▶ **SUPPLIED DATA**

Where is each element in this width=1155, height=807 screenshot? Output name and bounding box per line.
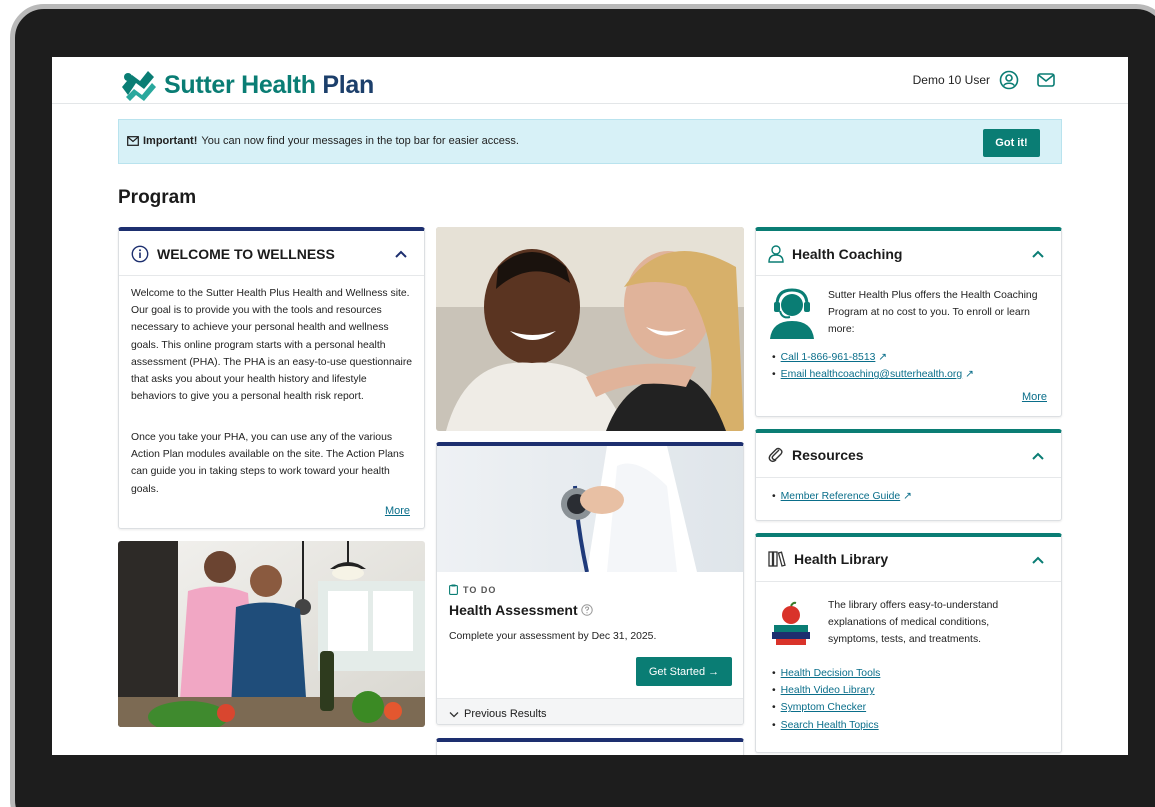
app-screen: Sutter Health Plan Demo 10 User Importan… bbox=[52, 57, 1128, 755]
divider bbox=[119, 275, 424, 276]
health-coaching-title: Health Coaching bbox=[792, 246, 903, 262]
books-apple-icon bbox=[772, 601, 810, 645]
brand-logo[interactable]: Sutter Health Plan bbox=[118, 67, 374, 103]
books-icon bbox=[768, 551, 786, 567]
paperclip-icon bbox=[768, 447, 783, 463]
resources-link-item: Member Reference Guide ↗ bbox=[772, 488, 912, 505]
user-menu: Demo 10 User bbox=[913, 70, 1056, 90]
assessment-description: Complete your assessment by Dec 31, 2025… bbox=[449, 631, 657, 642]
resources-title: Resources bbox=[792, 447, 864, 463]
health-library-title: Health Library bbox=[794, 551, 889, 567]
coaching-call-link-item: Call 1-866-961-8513 ↗ bbox=[772, 349, 974, 366]
email-link[interactable]: Email healthcoaching@sutterhealth.org bbox=[781, 369, 963, 380]
welcome-title: WELCOME TO WELLNESS bbox=[157, 246, 335, 262]
chevron-up-icon[interactable] bbox=[1031, 249, 1045, 259]
clipboard-icon bbox=[449, 584, 458, 595]
external-link-icon: ↗ bbox=[965, 369, 974, 381]
divider bbox=[756, 275, 1061, 276]
health-video-library-link[interactable]: Health Video Library bbox=[781, 685, 875, 696]
todo-tag: TO DO bbox=[449, 584, 496, 595]
stethoscope-photo bbox=[437, 446, 743, 573]
external-link-icon: ↗ bbox=[878, 352, 887, 363]
divider bbox=[756, 477, 1061, 478]
resources-header: Resources bbox=[768, 447, 864, 463]
alert-message: You can now find your messages in the to… bbox=[201, 135, 519, 147]
divider bbox=[756, 581, 1061, 582]
library-link-item: Symptom Checker bbox=[772, 699, 880, 716]
info-icon bbox=[131, 245, 149, 263]
library-link-item: Search Health Topics bbox=[772, 717, 880, 734]
previous-results-label: Previous Results bbox=[464, 708, 547, 720]
health-library-header: Health Library bbox=[768, 551, 888, 567]
welcome-card: WELCOME TO WELLNESS Welcome to the Sutte… bbox=[118, 227, 425, 529]
next-card bbox=[436, 738, 744, 755]
chevron-up-icon[interactable] bbox=[394, 249, 408, 259]
health-coaching-header: Health Coaching bbox=[768, 245, 902, 263]
brand-name: Sutter Health Plan bbox=[164, 70, 374, 99]
couple-photo bbox=[436, 227, 744, 431]
envelope-icon bbox=[127, 136, 139, 146]
coaching-more-link[interactable]: More bbox=[1022, 391, 1047, 403]
resources-links: Member Reference Guide ↗ bbox=[772, 488, 912, 505]
health-coaching-description: Sutter Health Plus offers the Health Coa… bbox=[828, 290, 1038, 336]
welcome-paragraph-1: Welcome to the Sutter Health Plus Health… bbox=[131, 288, 413, 403]
alert-banner: Important! You can now find your message… bbox=[118, 119, 1062, 164]
search-health-topics-link[interactable]: Search Health Topics bbox=[781, 720, 879, 731]
symptom-checker-link[interactable]: Symptom Checker bbox=[781, 702, 866, 713]
member-reference-guide-link[interactable]: Member Reference Guide bbox=[781, 491, 901, 502]
coaching-email-link-item: Email healthcoaching@sutterhealth.org ↗ bbox=[772, 366, 974, 383]
assessment-title-row: Health Assessment bbox=[449, 602, 593, 618]
welcome-paragraph-2: Once you take your PHA, you can use any … bbox=[131, 432, 405, 495]
health-library-links: Health Decision Tools Health Video Libra… bbox=[772, 665, 881, 734]
alert-strong: Important! bbox=[143, 135, 198, 147]
chevron-up-icon[interactable] bbox=[1031, 451, 1045, 461]
external-link-icon: ↗ bbox=[903, 491, 912, 502]
get-started-button[interactable]: Get Started → bbox=[636, 657, 732, 686]
library-link-item: Health Decision Tools bbox=[772, 665, 881, 682]
got-it-button[interactable]: Got it! bbox=[983, 129, 1040, 157]
welcome-card-header: WELCOME TO WELLNESS bbox=[131, 245, 335, 263]
assessment-title[interactable]: Health Assessment bbox=[449, 602, 578, 618]
health-coaching-card: Health Coaching Sutter Health Plus offer… bbox=[755, 227, 1062, 417]
user-name[interactable]: Demo 10 User bbox=[913, 73, 990, 87]
page-title: Program bbox=[118, 187, 197, 208]
health-assessment-card: TO DO Health Assessment Complete your as… bbox=[436, 442, 744, 725]
chevron-up-icon[interactable] bbox=[1031, 555, 1045, 565]
person-icon bbox=[768, 245, 784, 263]
resources-card: Resources Member Reference Guide ↗ bbox=[755, 429, 1062, 521]
health-decision-tools-link[interactable]: Health Decision Tools bbox=[781, 668, 881, 679]
envelope-icon[interactable] bbox=[1036, 70, 1056, 90]
alert-text: Important! You can now find your message… bbox=[127, 135, 519, 147]
chevron-down-icon bbox=[449, 711, 459, 717]
previous-results-toggle[interactable]: Previous Results bbox=[437, 698, 743, 724]
help-icon[interactable] bbox=[580, 604, 593, 616]
call-link[interactable]: Call 1-866-961-8513 bbox=[781, 352, 876, 363]
headset-agent-icon bbox=[770, 288, 814, 339]
coaching-links: Call 1-866-961-8513 ↗ Email healthcoachi… bbox=[772, 349, 974, 383]
library-link-item: Health Video Library bbox=[772, 682, 880, 699]
kitchen-photo bbox=[118, 541, 425, 727]
user-circle-icon[interactable] bbox=[999, 70, 1019, 90]
welcome-more-link[interactable]: More bbox=[385, 505, 410, 517]
top-bar: Sutter Health Plan Demo 10 User bbox=[52, 57, 1128, 104]
brand-mark-icon bbox=[122, 71, 156, 101]
health-library-description: The library offers easy-to-understand ex… bbox=[828, 600, 999, 646]
health-library-card: Health Library The library offers easy-t… bbox=[755, 533, 1062, 753]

▶ **STATED PROBLEM**
Echo the entries above line for line without any changes, and leave the pictures out of your answer.

▶ **WRITTEN RESPONSE**
Where is each element in this width=1155, height=807 screenshot? Output name and bounding box per line.
app-screen: Sutter Health Plan Demo 10 User Importan… bbox=[52, 57, 1128, 755]
divider bbox=[119, 275, 424, 276]
health-coaching-title: Health Coaching bbox=[792, 246, 903, 262]
books-apple-icon bbox=[772, 601, 810, 645]
brand-logo[interactable]: Sutter Health Plan bbox=[118, 67, 374, 103]
books-icon bbox=[768, 551, 786, 567]
paperclip-icon bbox=[768, 447, 783, 463]
resources-link-item: Member Reference Guide ↗ bbox=[772, 488, 912, 505]
user-menu: Demo 10 User bbox=[913, 70, 1056, 90]
assessment-description: Complete your assessment by Dec 31, 2025… bbox=[449, 631, 657, 642]
resources-title: Resources bbox=[792, 447, 864, 463]
health-library-title: Health Library bbox=[794, 551, 889, 567]
coaching-call-link-item: Call 1-866-961-8513 ↗ bbox=[772, 349, 974, 366]
email-link[interactable]: Email healthcoaching@sutterhealth.org bbox=[781, 369, 963, 380]
welcome-title: WELCOME TO WELLNESS bbox=[157, 246, 335, 262]
chevron-up-icon[interactable] bbox=[1031, 249, 1045, 259]
clipboard-icon bbox=[449, 584, 458, 595]
external-link-icon: ↗ bbox=[965, 369, 974, 381]
divider bbox=[756, 275, 1061, 276]
health-video-library-link[interactable]: Health Video Library bbox=[781, 685, 875, 696]
todo-tag: TO DO bbox=[449, 584, 496, 595]
stethoscope-photo bbox=[437, 446, 743, 573]
external-link-icon: ↗ bbox=[878, 352, 887, 363]
divider bbox=[756, 477, 1061, 478]
resources-header: Resources bbox=[768, 447, 864, 463]
alert-message: You can now find your messages in the to… bbox=[201, 135, 519, 147]
divider bbox=[756, 581, 1061, 582]
library-link-item: Symptom Checker bbox=[772, 699, 880, 716]
info-icon bbox=[131, 245, 149, 263]
library-link-item: Search Health Topics bbox=[772, 717, 880, 734]
previous-results-label: Previous Results bbox=[464, 708, 547, 720]
health-library-header: Health Library bbox=[768, 551, 888, 567]
welcome-card: WELCOME TO WELLNESS Welcome to the Sutte… bbox=[118, 227, 425, 529]
next-card bbox=[436, 738, 744, 755]
chevron-up-icon[interactable] bbox=[394, 249, 408, 259]
health-coaching-header: Health Coaching bbox=[768, 245, 902, 263]
brand-name: Sutter Health Plan bbox=[164, 70, 374, 99]
couple-photo bbox=[436, 227, 744, 431]
envelope-icon bbox=[127, 136, 139, 146]
coaching-more-link[interactable]: More bbox=[1022, 391, 1047, 403]
resources-links: Member Reference Guide ↗ bbox=[772, 488, 912, 505]
health-coaching-description: Sutter Health Plus offers the Health Coa… bbox=[828, 290, 1038, 336]
welcome-paragraph-1: Welcome to the Sutter Health Plus Health… bbox=[131, 288, 413, 403]
alert-banner: Important! You can now find your message… bbox=[118, 119, 1062, 164]
search-health-topics-link[interactable]: Search Health Topics bbox=[781, 720, 879, 731]
symptom-checker-link[interactable]: Symptom Checker bbox=[781, 702, 866, 713]
member-reference-guide-link[interactable]: Member Reference Guide bbox=[781, 491, 901, 502]
coaching-email-link-item: Email healthcoaching@sutterhealth.org ↗ bbox=[772, 366, 974, 383]
assessment-title-row: Health Assessment bbox=[449, 602, 593, 618]
welcome-paragraph-2: Once you take your PHA, you can use any … bbox=[131, 432, 405, 495]
health-library-links: Health Decision Tools Health Video Libra… bbox=[772, 665, 881, 734]
alert-strong: Important! bbox=[143, 135, 198, 147]
chevron-up-icon[interactable] bbox=[1031, 451, 1045, 461]
external-link-icon: ↗ bbox=[903, 491, 912, 502]
get-started-button[interactable]: Get Started → bbox=[636, 657, 732, 686]
library-link-item: Health Decision Tools bbox=[772, 665, 881, 682]
got-it-button[interactable]: Got it! bbox=[983, 129, 1040, 157]
welcome-card-header: WELCOME TO WELLNESS bbox=[131, 245, 335, 263]
assessment-title[interactable]: Health Assessment bbox=[449, 602, 578, 618]
health-coaching-card: Health Coaching Sutter Health Plus offer… bbox=[755, 227, 1062, 417]
user-name[interactable]: Demo 10 User bbox=[913, 73, 990, 87]
page-title: Program bbox=[118, 187, 197, 208]
health-assessment-card: TO DO Health Assessment Complete your as… bbox=[436, 442, 744, 725]
chevron-up-icon[interactable] bbox=[1031, 555, 1045, 565]
person-icon bbox=[768, 245, 784, 263]
resources-card: Resources Member Reference Guide ↗ bbox=[755, 429, 1062, 521]
health-decision-tools-link[interactable]: Health Decision Tools bbox=[781, 668, 881, 679]
envelope-icon[interactable] bbox=[1036, 70, 1056, 90]
alert-text: Important! You can now find your message… bbox=[127, 135, 519, 147]
chevron-down-icon bbox=[449, 711, 459, 717]
previous-results-toggle[interactable]: Previous Results bbox=[437, 698, 743, 724]
help-icon[interactable] bbox=[580, 604, 593, 616]
call-link[interactable]: Call 1-866-961-8513 bbox=[781, 352, 876, 363]
headset-agent-icon bbox=[770, 288, 814, 339]
coaching-links: Call 1-866-961-8513 ↗ Email healthcoachi… bbox=[772, 349, 974, 383]
library-link-item: Health Video Library bbox=[772, 682, 880, 699]
kitchen-photo bbox=[118, 541, 425, 727]
user-circle-icon[interactable] bbox=[999, 70, 1019, 90]
welcome-more-link[interactable]: More bbox=[385, 505, 410, 517]
top-bar: Sutter Health Plan Demo 10 User bbox=[52, 57, 1128, 104]
brand-mark-icon bbox=[122, 71, 156, 101]
health-library-description: The library offers easy-to-understand ex… bbox=[828, 600, 999, 646]
health-library-card: Health Library The library offers easy-t… bbox=[755, 533, 1062, 753]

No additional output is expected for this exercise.